## DIRECTION
From the listing below, pull out all lines with "text" in them.
— START —
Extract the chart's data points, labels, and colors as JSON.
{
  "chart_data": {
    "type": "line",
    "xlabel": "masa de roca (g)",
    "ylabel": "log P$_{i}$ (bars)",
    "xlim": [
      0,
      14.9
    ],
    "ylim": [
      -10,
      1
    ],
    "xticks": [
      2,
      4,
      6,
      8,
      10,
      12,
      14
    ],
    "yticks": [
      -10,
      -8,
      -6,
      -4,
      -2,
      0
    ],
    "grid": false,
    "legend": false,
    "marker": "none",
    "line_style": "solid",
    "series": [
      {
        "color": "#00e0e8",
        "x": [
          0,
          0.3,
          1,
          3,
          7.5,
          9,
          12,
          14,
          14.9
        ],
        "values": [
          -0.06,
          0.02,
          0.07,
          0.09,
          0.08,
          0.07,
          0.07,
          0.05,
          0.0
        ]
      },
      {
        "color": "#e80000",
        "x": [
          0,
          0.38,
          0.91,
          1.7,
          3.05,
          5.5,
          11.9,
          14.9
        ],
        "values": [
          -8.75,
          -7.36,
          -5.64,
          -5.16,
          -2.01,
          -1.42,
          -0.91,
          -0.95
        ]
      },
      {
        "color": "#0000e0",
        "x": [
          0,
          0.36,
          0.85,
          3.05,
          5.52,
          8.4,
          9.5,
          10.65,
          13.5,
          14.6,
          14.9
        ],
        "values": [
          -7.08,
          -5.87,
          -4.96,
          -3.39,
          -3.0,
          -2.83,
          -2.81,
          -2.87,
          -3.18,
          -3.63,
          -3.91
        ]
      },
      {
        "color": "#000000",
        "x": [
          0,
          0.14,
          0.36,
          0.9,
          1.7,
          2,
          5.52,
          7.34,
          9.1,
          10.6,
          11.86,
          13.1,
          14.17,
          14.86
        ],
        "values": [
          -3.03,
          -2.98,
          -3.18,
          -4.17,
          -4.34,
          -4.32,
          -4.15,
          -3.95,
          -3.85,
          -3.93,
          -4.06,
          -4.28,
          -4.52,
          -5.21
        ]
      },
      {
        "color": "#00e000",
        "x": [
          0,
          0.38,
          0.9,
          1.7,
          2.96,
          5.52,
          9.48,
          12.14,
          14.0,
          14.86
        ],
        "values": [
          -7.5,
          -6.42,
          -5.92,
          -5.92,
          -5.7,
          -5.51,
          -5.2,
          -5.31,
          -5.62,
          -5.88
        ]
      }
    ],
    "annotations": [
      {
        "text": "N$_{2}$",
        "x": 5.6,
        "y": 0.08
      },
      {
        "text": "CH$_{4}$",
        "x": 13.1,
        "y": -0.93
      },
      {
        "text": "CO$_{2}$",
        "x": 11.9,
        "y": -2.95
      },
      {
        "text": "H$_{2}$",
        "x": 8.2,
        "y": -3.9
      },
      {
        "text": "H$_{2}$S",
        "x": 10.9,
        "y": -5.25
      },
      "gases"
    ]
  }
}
— END —
## RESULT
        "text": "N$_{2}$",
        "text": "CH$_{4}$",
        "text": "CO$_{2}$",
        "text": "H$_{2}$",
        "text": "H$_{2}$S",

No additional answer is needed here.